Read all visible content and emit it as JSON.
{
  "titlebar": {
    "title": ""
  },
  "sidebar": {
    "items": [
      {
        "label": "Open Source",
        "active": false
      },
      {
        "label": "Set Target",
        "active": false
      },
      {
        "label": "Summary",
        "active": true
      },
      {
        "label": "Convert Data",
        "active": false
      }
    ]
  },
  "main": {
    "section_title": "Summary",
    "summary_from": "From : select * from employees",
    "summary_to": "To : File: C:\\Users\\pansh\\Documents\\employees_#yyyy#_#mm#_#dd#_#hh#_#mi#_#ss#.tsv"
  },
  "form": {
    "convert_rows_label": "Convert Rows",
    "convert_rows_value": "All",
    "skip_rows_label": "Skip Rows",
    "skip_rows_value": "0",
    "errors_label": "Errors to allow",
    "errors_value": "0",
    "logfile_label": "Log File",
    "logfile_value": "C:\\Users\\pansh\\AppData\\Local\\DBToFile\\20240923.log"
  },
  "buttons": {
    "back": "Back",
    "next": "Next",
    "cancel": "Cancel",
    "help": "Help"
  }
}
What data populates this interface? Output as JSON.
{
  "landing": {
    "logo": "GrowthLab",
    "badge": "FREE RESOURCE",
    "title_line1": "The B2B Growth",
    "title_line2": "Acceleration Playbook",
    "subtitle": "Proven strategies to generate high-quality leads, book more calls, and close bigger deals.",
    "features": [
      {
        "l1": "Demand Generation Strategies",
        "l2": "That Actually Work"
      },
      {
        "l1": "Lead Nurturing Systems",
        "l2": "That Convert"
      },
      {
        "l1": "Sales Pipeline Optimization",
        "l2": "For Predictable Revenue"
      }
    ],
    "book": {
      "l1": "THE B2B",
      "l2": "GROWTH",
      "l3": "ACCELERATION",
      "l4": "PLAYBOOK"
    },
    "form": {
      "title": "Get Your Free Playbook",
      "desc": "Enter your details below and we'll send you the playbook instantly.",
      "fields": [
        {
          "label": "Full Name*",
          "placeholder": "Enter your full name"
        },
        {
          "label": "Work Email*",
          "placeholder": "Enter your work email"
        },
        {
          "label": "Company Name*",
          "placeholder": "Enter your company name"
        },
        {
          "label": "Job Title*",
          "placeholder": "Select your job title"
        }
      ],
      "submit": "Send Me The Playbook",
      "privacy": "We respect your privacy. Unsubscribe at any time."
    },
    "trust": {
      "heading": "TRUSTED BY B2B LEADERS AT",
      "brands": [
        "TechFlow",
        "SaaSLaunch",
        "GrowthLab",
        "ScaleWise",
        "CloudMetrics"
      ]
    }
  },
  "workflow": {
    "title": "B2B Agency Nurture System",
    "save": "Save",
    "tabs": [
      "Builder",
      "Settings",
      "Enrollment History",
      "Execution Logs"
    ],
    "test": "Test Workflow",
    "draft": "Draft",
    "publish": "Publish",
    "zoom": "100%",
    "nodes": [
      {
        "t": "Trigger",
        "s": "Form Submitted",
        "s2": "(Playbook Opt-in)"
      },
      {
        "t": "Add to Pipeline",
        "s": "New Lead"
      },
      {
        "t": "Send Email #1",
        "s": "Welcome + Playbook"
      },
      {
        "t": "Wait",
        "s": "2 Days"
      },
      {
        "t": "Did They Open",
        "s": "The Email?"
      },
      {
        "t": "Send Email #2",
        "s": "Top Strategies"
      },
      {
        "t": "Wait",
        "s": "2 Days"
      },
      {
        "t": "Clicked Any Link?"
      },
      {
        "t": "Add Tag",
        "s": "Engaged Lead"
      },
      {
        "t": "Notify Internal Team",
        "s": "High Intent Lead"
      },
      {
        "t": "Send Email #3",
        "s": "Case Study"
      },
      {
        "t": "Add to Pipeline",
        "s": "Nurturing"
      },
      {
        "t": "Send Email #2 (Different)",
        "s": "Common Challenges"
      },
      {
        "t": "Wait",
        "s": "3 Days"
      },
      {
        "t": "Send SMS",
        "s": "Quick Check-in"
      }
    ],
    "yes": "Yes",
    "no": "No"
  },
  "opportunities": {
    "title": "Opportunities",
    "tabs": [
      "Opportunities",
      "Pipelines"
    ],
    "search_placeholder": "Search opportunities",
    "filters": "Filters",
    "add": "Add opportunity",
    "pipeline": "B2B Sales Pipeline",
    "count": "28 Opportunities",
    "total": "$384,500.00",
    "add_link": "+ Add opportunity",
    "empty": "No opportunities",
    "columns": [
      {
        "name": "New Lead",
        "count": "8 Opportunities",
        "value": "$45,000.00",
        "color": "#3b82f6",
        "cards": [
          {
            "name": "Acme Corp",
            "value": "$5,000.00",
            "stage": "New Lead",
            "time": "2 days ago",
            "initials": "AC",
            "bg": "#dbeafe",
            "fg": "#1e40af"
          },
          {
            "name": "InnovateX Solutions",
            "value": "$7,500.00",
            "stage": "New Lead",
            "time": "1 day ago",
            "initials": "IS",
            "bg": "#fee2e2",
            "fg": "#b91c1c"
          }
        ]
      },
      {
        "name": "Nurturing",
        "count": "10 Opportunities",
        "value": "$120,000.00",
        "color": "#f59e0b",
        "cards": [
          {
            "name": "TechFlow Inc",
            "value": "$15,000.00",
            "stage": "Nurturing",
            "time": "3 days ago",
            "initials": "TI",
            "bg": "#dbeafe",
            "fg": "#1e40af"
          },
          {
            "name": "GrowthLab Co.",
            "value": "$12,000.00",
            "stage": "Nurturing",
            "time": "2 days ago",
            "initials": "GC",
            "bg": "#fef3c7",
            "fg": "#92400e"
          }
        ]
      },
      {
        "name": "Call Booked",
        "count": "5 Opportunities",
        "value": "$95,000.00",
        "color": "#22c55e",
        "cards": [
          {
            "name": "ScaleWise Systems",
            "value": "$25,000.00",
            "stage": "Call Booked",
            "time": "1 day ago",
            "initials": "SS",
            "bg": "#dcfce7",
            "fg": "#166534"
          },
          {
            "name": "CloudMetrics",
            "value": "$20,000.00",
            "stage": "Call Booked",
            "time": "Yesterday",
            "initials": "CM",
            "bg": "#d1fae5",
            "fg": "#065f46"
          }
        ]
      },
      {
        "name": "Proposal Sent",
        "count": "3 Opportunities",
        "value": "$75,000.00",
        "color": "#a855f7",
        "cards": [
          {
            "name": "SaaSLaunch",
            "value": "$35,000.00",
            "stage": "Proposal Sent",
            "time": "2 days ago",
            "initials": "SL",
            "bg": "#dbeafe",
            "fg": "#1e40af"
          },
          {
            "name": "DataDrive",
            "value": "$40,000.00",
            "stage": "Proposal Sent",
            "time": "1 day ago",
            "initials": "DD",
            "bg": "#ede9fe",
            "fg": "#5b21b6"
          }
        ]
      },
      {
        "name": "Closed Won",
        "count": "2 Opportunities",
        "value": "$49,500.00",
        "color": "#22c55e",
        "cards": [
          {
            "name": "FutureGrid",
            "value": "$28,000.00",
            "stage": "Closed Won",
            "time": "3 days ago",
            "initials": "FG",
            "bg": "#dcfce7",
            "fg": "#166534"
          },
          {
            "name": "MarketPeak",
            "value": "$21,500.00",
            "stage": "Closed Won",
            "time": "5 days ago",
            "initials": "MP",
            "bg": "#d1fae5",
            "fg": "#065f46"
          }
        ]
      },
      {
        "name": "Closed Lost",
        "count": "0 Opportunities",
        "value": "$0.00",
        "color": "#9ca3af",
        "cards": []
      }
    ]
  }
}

◆ ◆ ◆

» YOUR TASK
Please restate the whole listing word for word.

» SOLUTION FOR THIS PROBLEM
Read all visible content and emit it as JSON.
{
  "titlebar": {
    "title": ""
  },
  "sidebar": {
    "items": [
      {
        "label": "Open Source",
        "active": false
      },
      {
        "label": "Set Target",
        "active": false
      },
      {
        "label": "Summary",
        "active": true
      },
      {
        "label": "Convert Data",
        "active": false
      }
    ]
  },
  "main": {
    "section_title": "Summary",
    "summary_from": "From : select * from employees",
    "summary_to": "To : File: C:\\Users\\pansh\\Documents\\employees_#yyyy#_#mm#_#dd#_#hh#_#mi#_#ss#.tsv"
  },
  "form": {
    "convert_rows_label": "Convert Rows",
    "convert_rows_value": "All",
    "skip_rows_label": "Skip Rows",
    "skip_rows_value": "0",
    "errors_label": "Errors to allow",
    "errors_value": "0",
    "logfile_label": "Log File",
    "logfile_value": "C:\\Users\\pansh\\AppData\\Local\\DBToFile\\20240923.log"
  },
  "buttons": {
    "back": "Back",
    "next": "Next",
    "cancel": "Cancel",
    "help": "Help"
  }
}
What data populates this interface? Output as JSON.
{
  "landing": {
    "logo": "GrowthLab",
    "badge": "FREE RESOURCE",
    "title_line1": "The B2B Growth",
    "title_line2": "Acceleration Playbook",
    "subtitle": "Proven strategies to generate high-quality leads, book more calls, and close bigger deals.",
    "features": [
      {
        "l1": "Demand Generation Strategies",
        "l2": "That Actually Work"
      },
      {
        "l1": "Lead Nurturing Systems",
        "l2": "That Convert"
      },
      {
        "l1": "Sales Pipeline Optimization",
        "l2": "For Predictable Revenue"
      }
    ],
    "book": {
      "l1": "THE B2B",
      "l2": "GROWTH",
      "l3": "ACCELERATION",
      "l4": "PLAYBOOK"
    },
    "form": {
      "title": "Get Your Free Playbook",
      "desc": "Enter your details below and we'll send you the playbook instantly.",
      "fields": [
        {
          "label": "Full Name*",
          "placeholder": "Enter your full name"
        },
        {
          "label": "Work Email*",
          "placeholder": "Enter your work email"
        },
        {
          "label": "Company Name*",
          "placeholder": "Enter your company name"
        },
        {
          "label": "Job Title*",
          "placeholder": "Select your job title"
        }
      ],
      "submit": "Send Me The Playbook",
      "privacy": "We respect your privacy. Unsubscribe at any time."
    },
    "trust": {
      "heading": "TRUSTED BY B2B LEADERS AT",
      "brands": [
        "TechFlow",
        "SaaSLaunch",
        "GrowthLab",
        "ScaleWise",
        "CloudMetrics"
      ]
    }
  },
  "workflow": {
    "title": "B2B Agency Nurture System",
    "save": "Save",
    "tabs": [
      "Builder",
      "Settings",
      "Enrollment History",
      "Execution Logs"
    ],
    "test": "Test Workflow",
    "draft": "Draft",
    "publish": "Publish",
    "zoom": "100%",
    "nodes": [
      {
        "t": "Trigger",
        "s": "Form Submitted",
        "s2": "(Playbook Opt-in)"
      },
      {
        "t": "Add to Pipeline",
        "s": "New Lead"
      },
      {
        "t": "Send Email #1",
        "s": "Welcome + Playbook"
      },
      {
        "t": "Wait",
        "s": "2 Days"
      },
      {
        "t": "Did They Open",
        "s": "The Email?"
      },
      {
        "t": "Send Email #2",
        "s": "Top Strategies"
      },
      {
        "t": "Wait",
        "s": "2 Days"
      },
      {
        "t": "Clicked Any Link?"
      },
      {
        "t": "Add Tag",
        "s": "Engaged Lead"
      },
      {
        "t": "Notify Internal Team",
        "s": "High Intent Lead"
      },
      {
        "t": "Send Email #3",
        "s": "Case Study"
      },
      {
        "t": "Add to Pipeline",
        "s": "Nurturing"
      },
      {
        "t": "Send Email #2 (Different)",
        "s": "Common Challenges"
      },
      {
        "t": "Wait",
        "s": "3 Days"
      },
      {
        "t": "Send SMS",
        "s": "Quick Check-in"
      }
    ],
    "yes": "Yes",
    "no": "No"
  },
  "opportunities": {
    "title": "Opportunities",
    "tabs": [
      "Opportunities",
      "Pipelines"
    ],
    "search_placeholder": "Search opportunities",
    "filters": "Filters",
    "add": "Add opportunity",
    "pipeline": "B2B Sales Pipeline",
    "count": "28 Opportunities",
    "total": "$384,500.00",
    "add_link": "+ Add opportunity",
    "empty": "No opportunities",
    "columns": [
      {
        "name": "New Lead",
        "count": "8 Opportunities",
        "value": "$45,000.00",
        "color": "#3b82f6",
        "cards": [
          {
            "name": "Acme Corp",
            "value": "$5,000.00",
            "stage": "New Lead",
            "time": "2 days ago",
            "initials": "AC",
            "bg": "#dbeafe",
            "fg": "#1e40af"
          },
          {
            "name": "InnovateX Solutions",
            "value": "$7,500.00",
            "stage": "New Lead",
            "time": "1 day ago",
            "initials": "IS",
            "bg": "#fee2e2",
            "fg": "#b91c1c"
          }
        ]
      },
      {
        "name": "Nurturing",
        "count": "10 Opportunities",
        "value": "$120,000.00",
        "color": "#f59e0b",
        "cards": [
          {
            "name": "TechFlow Inc",
            "value": "$15,000.00",
            "stage": "Nurturing",
            "time": "3 days ago",
            "initials": "TI",
            "bg": "#dbeafe",
            "fg": "#1e40af"
          },
          {
            "name": "GrowthLab Co.",
            "value": "$12,000.00",
            "stage": "Nurturing",
            "time": "2 days ago",
            "initials": "GC",
            "bg": "#fef3c7",
            "fg": "#92400e"
          }
        ]
      },
      {
        "name": "Call Booked",
        "count": "5 Opportunities",
        "value": "$95,000.00",
        "color": "#22c55e",
        "cards": [
          {
            "name": "ScaleWise Systems",
            "value": "$25,000.00",
            "stage": "Call Booked",
            "time": "1 day ago",
            "initials": "SS",
            "bg": "#dcfce7",
            "fg": "#166534"
          },
          {
            "name": "CloudMetrics",
            "value": "$20,000.00",
            "stage": "Call Booked",
            "time": "Yesterday",
            "initials": "CM",
            "bg": "#d1fae5",
            "fg": "#065f46"
          }
        ]
      },
      {
        "name": "Proposal Sent",
        "count": "3 Opportunities",
        "value": "$75,000.00",
        "color": "#a855f7",
        "cards": [
          {
            "name": "SaaSLaunch",
            "value": "$35,000.00",
            "stage": "Proposal Sent",
            "time": "2 days ago",
            "initials": "SL",
            "bg": "#dbeafe",
            "fg": "#1e40af"
          },
          {
            "name": "DataDrive",
            "value": "$40,000.00",
            "stage": "Proposal Sent",
            "time": "1 day ago",
            "initials": "DD",
            "bg": "#ede9fe",
            "fg": "#5b21b6"
          }
        ]
      },
      {
        "name": "Closed Won",
        "count": "2 Opportunities",
        "value": "$49,500.00",
        "color": "#22c55e",
        "cards": [
          {
            "name": "FutureGrid",
            "value": "$28,000.00",
            "stage": "Closed Won",
            "time": "3 days ago",
            "initials": "FG",
            "bg": "#dcfce7",
            "fg": "#166534"
          },
          {
            "name": "MarketPeak",
            "value": "$21,500.00",
            "stage": "Closed Won",
            "time": "5 days ago",
            "initials": "MP",
            "bg": "#d1fae5",
            "fg": "#065f46"
          }
        ]
      },
      {
        "name": "Closed Lost",
        "count": "0 Opportunities",
        "value": "$0.00",
        "color": "#9ca3af",
        "cards": []
      }
    ]
  }
}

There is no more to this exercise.